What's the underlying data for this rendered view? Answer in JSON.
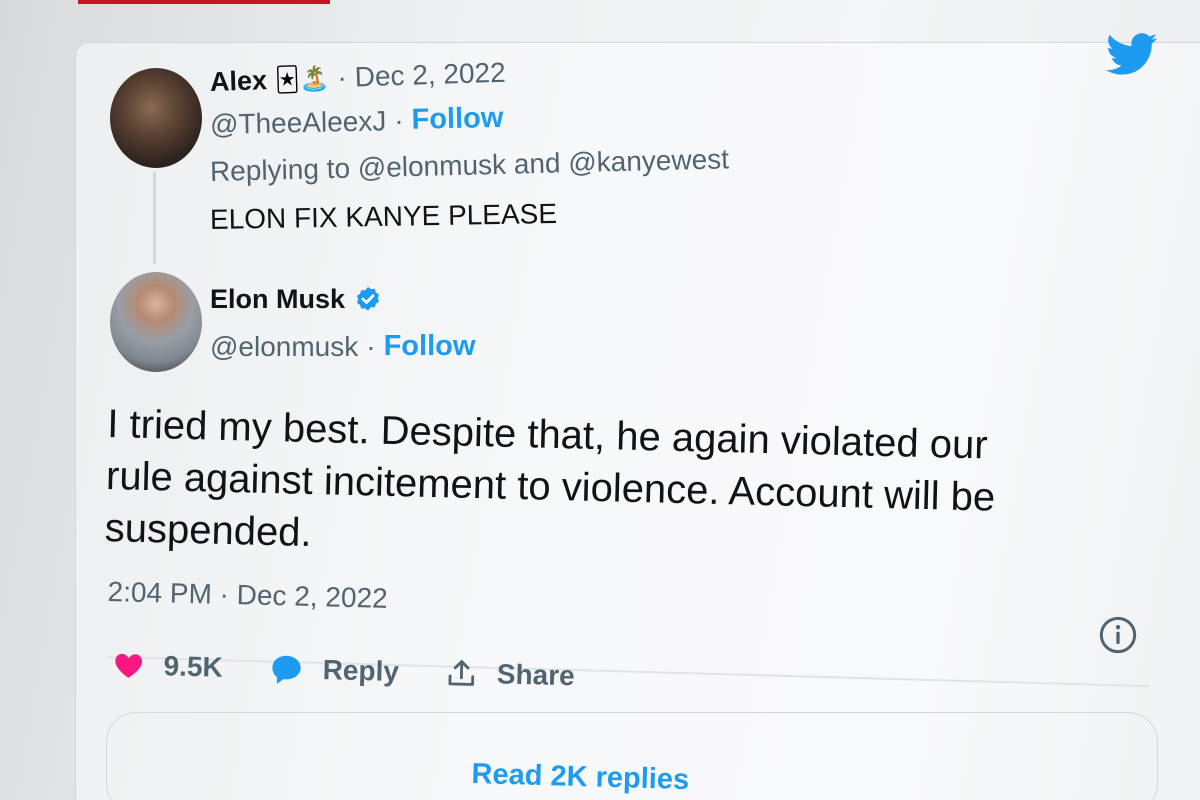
{
  "reply_tweet": {
    "author_name": "Alex",
    "author_emojis": "🃏🏝️",
    "date": "Dec 2, 2022",
    "handle": "@TheeAleexJ",
    "follow_label": "Follow",
    "replying_to": "Replying to @elonmusk and @kanyewest",
    "text": "ELON FIX KANYE PLEASE"
  },
  "main_tweet": {
    "author_name": "Elon Musk",
    "handle": "@elonmusk",
    "follow_label": "Follow",
    "text_lines": [
      "I tried my best. Despite that, he again violated our",
      "rule against incitement to violence. Account will be",
      "suspended."
    ],
    "timestamp": "2:04 PM · Dec 2, 2022"
  },
  "actions": {
    "likes": "9.5K",
    "reply_label": "Reply",
    "share_label": "Share"
  },
  "read_replies_label": "Read 2K replies",
  "separator": "·",
  "colors": {
    "twitter_blue": "#1d9bf0",
    "like_pink": "#f91880",
    "text_dark": "#0f1419",
    "text_gray": "#536471"
  }
}
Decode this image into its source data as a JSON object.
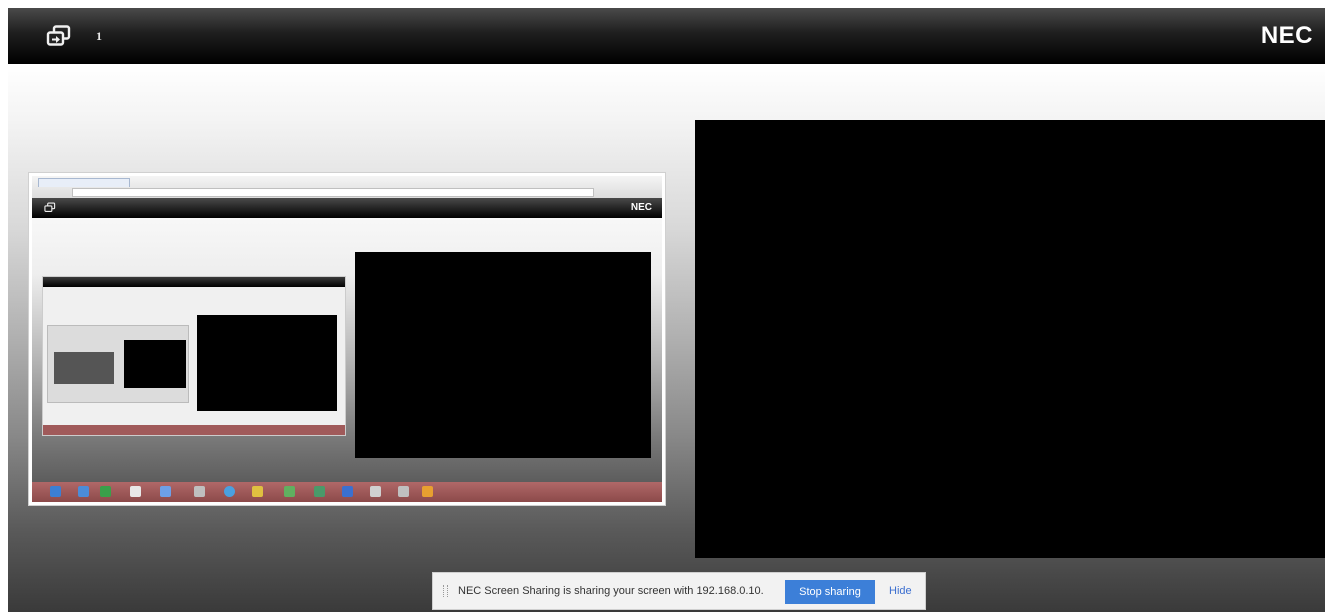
{
  "header": {
    "logo_icon": "screen-share-icon",
    "participant_count": "1",
    "brand": "NEC"
  },
  "local_preview": {
    "mini_brand": "NEC"
  },
  "share_bar": {
    "message": "NEC Screen Sharing is sharing your screen with 192.168.0.10.",
    "stop_label": "Stop sharing",
    "hide_label": "Hide",
    "button_color": "#3c7fd8"
  },
  "colors": {
    "header_bg": "#000000",
    "remote_video_bg": "#000000",
    "taskbar": "#a05a5a"
  }
}
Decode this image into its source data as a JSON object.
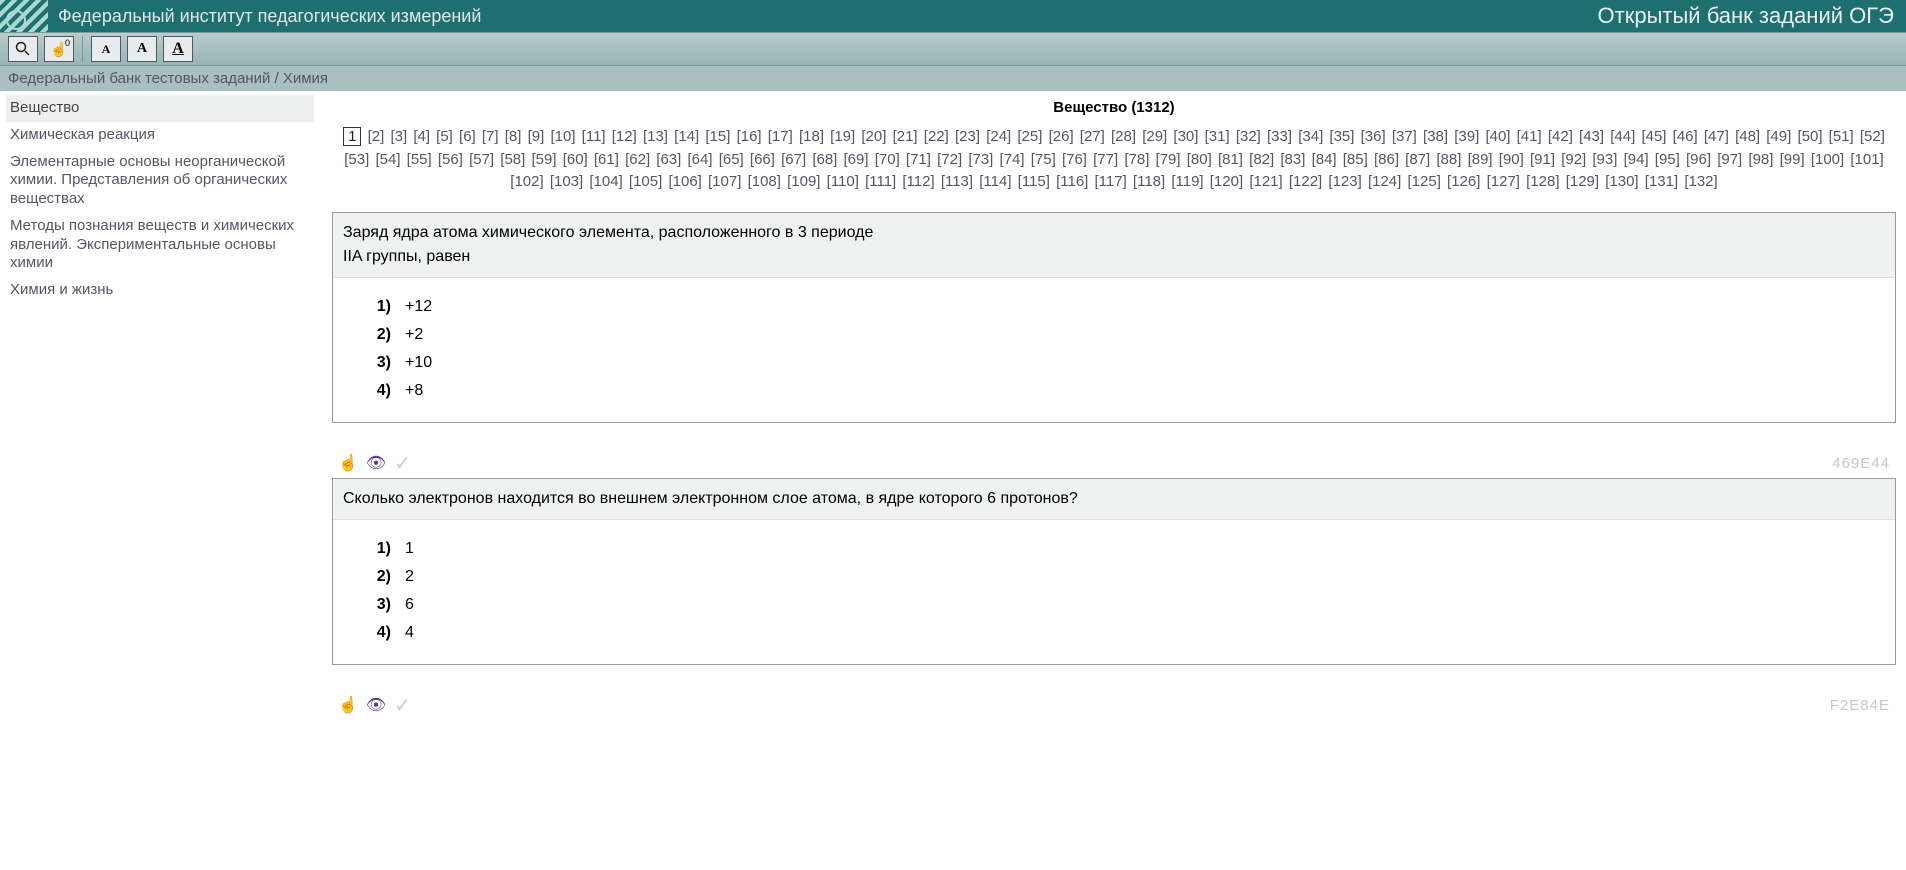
{
  "header": {
    "title": "Федеральный институт педагогических измерений",
    "right": "Открытый банк заданий ОГЭ"
  },
  "toolbar": {
    "hand_badge": "0"
  },
  "breadcrumb": "Федеральный банк тестовых заданий / Химия",
  "sidebar": {
    "items": [
      {
        "label": "Вещество",
        "active": true
      },
      {
        "label": "Химическая реакция",
        "active": false
      },
      {
        "label": "Элементарные основы неорганической химии. Представления об органических веществах",
        "active": false
      },
      {
        "label": "Методы познания веществ и химических явлений. Экспериментальные основы химии",
        "active": false
      },
      {
        "label": "Химия и жизнь",
        "active": false
      }
    ]
  },
  "main": {
    "title": "Вещество (1312)",
    "pagination": {
      "current": 1,
      "total_pages": 132
    },
    "questions": [
      {
        "text": "Заряд ядра атома химического элемента, расположенного в 3 периоде\nIIA группы, равен",
        "answers": [
          "+12",
          "+2",
          "+10",
          "+8"
        ],
        "id": "469E44"
      },
      {
        "text": "Сколько электронов находится во внешнем электронном слое атома, в ядре которого 6 протонов?",
        "answers": [
          "1",
          "2",
          "6",
          "4"
        ],
        "id": "F2E84E"
      }
    ]
  }
}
-.-.-
Retype all of the entries exactly as written, leaving out any images.

* _Final answer_:
What's the underlying data for this rendered view? Answer in JSON.
{
  "reply_tweet": {
    "author_name": "Alex",
    "author_emojis": "🃏🏝️",
    "date": "Dec 2, 2022",
    "handle": "@TheeAleexJ",
    "follow_label": "Follow",
    "replying_to": "Replying to @elonmusk and @kanyewest",
    "text": "ELON FIX KANYE PLEASE"
  },
  "main_tweet": {
    "author_name": "Elon Musk",
    "handle": "@elonmusk",
    "follow_label": "Follow",
    "text_lines": [
      "I tried my best. Despite that, he again violated our",
      "rule against incitement to violence. Account will be",
      "suspended."
    ],
    "timestamp": "2:04 PM · Dec 2, 2022"
  },
  "actions": {
    "likes": "9.5K",
    "reply_label": "Reply",
    "share_label": "Share"
  },
  "read_replies_label": "Read 2K replies",
  "separator": "·",
  "colors": {
    "twitter_blue": "#1d9bf0",
    "like_pink": "#f91880",
    "text_dark": "#0f1419",
    "text_gray": "#536471"
  }
}
Decode this image into its source data as a JSON object.
{
  "header": {
    "logo_icon": "screen-share-icon",
    "participant_count": "1",
    "brand": "NEC"
  },
  "local_preview": {
    "mini_brand": "NEC"
  },
  "share_bar": {
    "message": "NEC Screen Sharing is sharing your screen with 192.168.0.10.",
    "stop_label": "Stop sharing",
    "hide_label": "Hide",
    "button_color": "#3c7fd8"
  },
  "colors": {
    "header_bg": "#000000",
    "remote_video_bg": "#000000",
    "taskbar": "#a05a5a"
  }
}
Decode this image into its source data as a JSON object.
{
  "header": {
    "title": "Федеральный институт педагогических измерений",
    "right": "Открытый банк заданий ОГЭ"
  },
  "toolbar": {
    "hand_badge": "0"
  },
  "breadcrumb": "Федеральный банк тестовых заданий / Химия",
  "sidebar": {
    "items": [
      {
        "label": "Вещество",
        "active": true
      },
      {
        "label": "Химическая реакция",
        "active": false
      },
      {
        "label": "Элементарные основы неорганической химии. Представления об органических веществах",
        "active": false
      },
      {
        "label": "Методы познания веществ и химических явлений. Экспериментальные основы химии",
        "active": false
      },
      {
        "label": "Химия и жизнь",
        "active": false
      }
    ]
  },
  "main": {
    "title": "Вещество (1312)",
    "pagination": {
      "current": 1,
      "total_pages": 132
    },
    "questions": [
      {
        "text": "Заряд ядра атома химического элемента, расположенного в 3 периоде\nIIA группы, равен",
        "answers": [
          "+12",
          "+2",
          "+10",
          "+8"
        ],
        "id": "469E44"
      },
      {
        "text": "Сколько электронов находится во внешнем электронном слое атома, в ядре которого 6 протонов?",
        "answers": [
          "1",
          "2",
          "6",
          "4"
        ],
        "id": "F2E84E"
      }
    ]
  }
}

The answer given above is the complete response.